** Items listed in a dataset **
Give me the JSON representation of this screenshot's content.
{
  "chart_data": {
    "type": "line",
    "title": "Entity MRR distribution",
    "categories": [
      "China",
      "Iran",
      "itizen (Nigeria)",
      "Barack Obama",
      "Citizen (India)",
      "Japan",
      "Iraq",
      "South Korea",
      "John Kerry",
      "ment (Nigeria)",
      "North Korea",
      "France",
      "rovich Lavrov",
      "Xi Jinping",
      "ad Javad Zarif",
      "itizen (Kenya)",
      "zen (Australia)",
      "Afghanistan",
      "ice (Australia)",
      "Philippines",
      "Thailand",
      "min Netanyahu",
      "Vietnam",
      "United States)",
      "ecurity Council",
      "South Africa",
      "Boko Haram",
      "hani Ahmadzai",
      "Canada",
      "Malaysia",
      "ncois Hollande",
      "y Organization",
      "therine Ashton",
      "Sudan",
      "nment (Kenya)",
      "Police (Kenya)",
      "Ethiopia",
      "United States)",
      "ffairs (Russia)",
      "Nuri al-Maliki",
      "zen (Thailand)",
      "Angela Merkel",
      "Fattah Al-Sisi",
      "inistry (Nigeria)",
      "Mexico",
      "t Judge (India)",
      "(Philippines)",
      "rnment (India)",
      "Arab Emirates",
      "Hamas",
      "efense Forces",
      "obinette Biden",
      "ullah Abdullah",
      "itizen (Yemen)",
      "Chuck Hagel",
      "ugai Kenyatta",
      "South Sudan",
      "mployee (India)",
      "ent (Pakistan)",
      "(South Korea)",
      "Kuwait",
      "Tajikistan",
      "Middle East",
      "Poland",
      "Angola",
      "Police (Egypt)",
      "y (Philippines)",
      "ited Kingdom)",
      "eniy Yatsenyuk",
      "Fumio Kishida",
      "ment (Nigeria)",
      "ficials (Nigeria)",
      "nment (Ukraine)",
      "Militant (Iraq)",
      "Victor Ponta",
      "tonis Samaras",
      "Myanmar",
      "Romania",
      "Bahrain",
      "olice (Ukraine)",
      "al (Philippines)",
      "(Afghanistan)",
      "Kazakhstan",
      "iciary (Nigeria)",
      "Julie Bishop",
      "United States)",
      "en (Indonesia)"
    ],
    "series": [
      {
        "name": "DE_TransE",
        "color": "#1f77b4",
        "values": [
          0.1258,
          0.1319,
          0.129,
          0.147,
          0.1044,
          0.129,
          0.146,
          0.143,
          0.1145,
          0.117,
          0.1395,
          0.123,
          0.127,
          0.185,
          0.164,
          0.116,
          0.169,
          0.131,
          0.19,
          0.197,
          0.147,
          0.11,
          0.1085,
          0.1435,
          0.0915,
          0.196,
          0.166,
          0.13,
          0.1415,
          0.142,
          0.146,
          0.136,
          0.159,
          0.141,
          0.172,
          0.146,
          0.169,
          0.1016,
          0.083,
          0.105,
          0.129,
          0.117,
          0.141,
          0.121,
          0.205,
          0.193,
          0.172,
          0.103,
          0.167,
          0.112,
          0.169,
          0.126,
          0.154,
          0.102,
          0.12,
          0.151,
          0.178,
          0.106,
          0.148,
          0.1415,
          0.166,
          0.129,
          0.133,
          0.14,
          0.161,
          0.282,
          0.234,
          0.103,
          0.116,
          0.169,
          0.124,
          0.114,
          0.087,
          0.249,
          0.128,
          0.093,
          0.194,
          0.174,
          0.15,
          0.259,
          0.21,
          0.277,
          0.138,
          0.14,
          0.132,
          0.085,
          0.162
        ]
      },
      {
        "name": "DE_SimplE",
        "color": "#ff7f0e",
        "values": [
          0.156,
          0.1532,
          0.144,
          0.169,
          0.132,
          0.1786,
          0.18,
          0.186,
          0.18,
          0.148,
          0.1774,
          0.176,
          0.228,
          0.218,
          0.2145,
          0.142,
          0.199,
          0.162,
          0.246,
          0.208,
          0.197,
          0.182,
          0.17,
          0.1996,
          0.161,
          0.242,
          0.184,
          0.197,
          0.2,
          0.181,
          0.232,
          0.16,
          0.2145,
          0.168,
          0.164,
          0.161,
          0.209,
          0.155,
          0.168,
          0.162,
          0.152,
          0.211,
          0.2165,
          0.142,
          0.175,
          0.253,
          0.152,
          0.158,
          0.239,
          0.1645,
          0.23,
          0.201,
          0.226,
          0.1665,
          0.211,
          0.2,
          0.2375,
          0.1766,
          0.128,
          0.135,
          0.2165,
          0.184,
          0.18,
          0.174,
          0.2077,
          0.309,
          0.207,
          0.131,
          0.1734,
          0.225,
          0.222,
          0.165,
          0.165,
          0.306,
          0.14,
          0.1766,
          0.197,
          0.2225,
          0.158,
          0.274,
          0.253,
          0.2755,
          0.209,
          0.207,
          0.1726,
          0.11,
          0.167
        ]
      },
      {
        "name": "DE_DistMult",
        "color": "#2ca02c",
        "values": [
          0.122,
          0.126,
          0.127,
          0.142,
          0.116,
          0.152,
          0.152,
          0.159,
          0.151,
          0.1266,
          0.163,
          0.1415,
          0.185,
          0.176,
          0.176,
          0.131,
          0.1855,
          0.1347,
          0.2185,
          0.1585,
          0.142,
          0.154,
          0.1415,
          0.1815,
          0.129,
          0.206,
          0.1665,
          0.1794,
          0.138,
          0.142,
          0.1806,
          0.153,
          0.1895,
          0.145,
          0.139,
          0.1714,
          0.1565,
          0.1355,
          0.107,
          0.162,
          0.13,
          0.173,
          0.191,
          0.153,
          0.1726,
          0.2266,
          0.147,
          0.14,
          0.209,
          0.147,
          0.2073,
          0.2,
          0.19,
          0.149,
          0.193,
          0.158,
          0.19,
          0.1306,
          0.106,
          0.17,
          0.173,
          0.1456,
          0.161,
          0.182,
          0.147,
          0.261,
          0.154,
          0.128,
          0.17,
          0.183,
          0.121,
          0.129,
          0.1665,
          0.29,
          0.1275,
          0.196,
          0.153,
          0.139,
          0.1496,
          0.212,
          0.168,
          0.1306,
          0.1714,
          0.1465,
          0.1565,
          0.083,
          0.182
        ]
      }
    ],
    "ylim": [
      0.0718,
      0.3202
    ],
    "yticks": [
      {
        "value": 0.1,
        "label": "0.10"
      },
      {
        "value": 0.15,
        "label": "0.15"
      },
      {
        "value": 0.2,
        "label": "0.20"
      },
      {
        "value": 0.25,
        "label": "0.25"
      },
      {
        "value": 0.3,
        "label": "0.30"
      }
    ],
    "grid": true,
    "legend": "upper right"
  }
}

** Your objective **
Search the entries for the word "name", then gather every line that has it.

** The solution **
        "name": "DE_TransE",
        "name": "DE_SimplE",
        "name": "DE_DistMult",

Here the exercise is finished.